Saved data entries
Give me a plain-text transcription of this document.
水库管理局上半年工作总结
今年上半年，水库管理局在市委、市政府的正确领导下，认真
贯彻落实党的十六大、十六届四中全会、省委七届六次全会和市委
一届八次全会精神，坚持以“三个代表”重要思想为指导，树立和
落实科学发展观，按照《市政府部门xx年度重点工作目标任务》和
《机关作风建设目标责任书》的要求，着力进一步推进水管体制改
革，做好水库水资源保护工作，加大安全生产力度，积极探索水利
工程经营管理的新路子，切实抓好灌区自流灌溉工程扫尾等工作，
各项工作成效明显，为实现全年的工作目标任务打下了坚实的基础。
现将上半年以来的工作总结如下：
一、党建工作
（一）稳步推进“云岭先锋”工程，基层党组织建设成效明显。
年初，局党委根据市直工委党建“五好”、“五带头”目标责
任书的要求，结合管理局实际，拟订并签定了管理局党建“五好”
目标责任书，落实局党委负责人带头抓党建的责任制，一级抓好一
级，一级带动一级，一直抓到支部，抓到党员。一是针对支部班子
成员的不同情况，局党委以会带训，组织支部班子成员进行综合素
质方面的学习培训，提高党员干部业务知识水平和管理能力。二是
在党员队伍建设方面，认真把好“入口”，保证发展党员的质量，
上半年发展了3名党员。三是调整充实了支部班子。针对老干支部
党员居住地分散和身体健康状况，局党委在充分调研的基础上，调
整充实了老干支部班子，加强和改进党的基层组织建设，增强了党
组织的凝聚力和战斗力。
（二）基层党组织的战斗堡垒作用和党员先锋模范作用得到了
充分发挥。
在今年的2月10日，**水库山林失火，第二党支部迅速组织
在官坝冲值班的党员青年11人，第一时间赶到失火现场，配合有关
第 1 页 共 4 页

■ THE EXERCISE:
All of the entries must be quoted exactly; please include each one.

■ WRITTEN ANSWER:
Give me a plain-text transcription of this document.
水库管理局上半年工作总结
今年上半年，水库管理局在市委、市政府的正确领导下，认真
贯彻落实党的十六大、十六届四中全会、省委七届六次全会和市委
一届八次全会精神，坚持以“三个代表”重要思想为指导，树立和
落实科学发展观，按照《市政府部门xx年度重点工作目标任务》和
《机关作风建设目标责任书》的要求，着力进一步推进水管体制改
革，做好水库水资源保护工作，加大安全生产力度，积极探索水利
工程经营管理的新路子，切实抓好灌区自流灌溉工程扫尾等工作，
各项工作成效明显，为实现全年的工作目标任务打下了坚实的基础。
现将上半年以来的工作总结如下：
一、党建工作
（一）稳步推进“云岭先锋”工程，基层党组织建设成效明显。
年初，局党委根据市直工委党建“五好”、“五带头”目标责
任书的要求，结合管理局实际，拟订并签定了管理局党建“五好”
目标责任书，落实局党委负责人带头抓党建的责任制，一级抓好一
级，一级带动一级，一直抓到支部，抓到党员。一是针对支部班子
成员的不同情况，局党委以会带训，组织支部班子成员进行综合素
质方面的学习培训，提高党员干部业务知识水平和管理能力。二是
在党员队伍建设方面，认真把好“入口”，保证发展党员的质量，
上半年发展了3名党员。三是调整充实了支部班子。针对老干支部
党员居住地分散和身体健康状况，局党委在充分调研的基础上，调
整充实了老干支部班子，加强和改进党的基层组织建设，增强了党
组织的凝聚力和战斗力。
（二）基层党组织的战斗堡垒作用和党员先锋模范作用得到了
充分发挥。
在今年的2月10日，**水库山林失火，第二党支部迅速组织
在官坝冲值班的党员青年11人，第一时间赶到失火现场，配合有关
第 1 页 共 4 页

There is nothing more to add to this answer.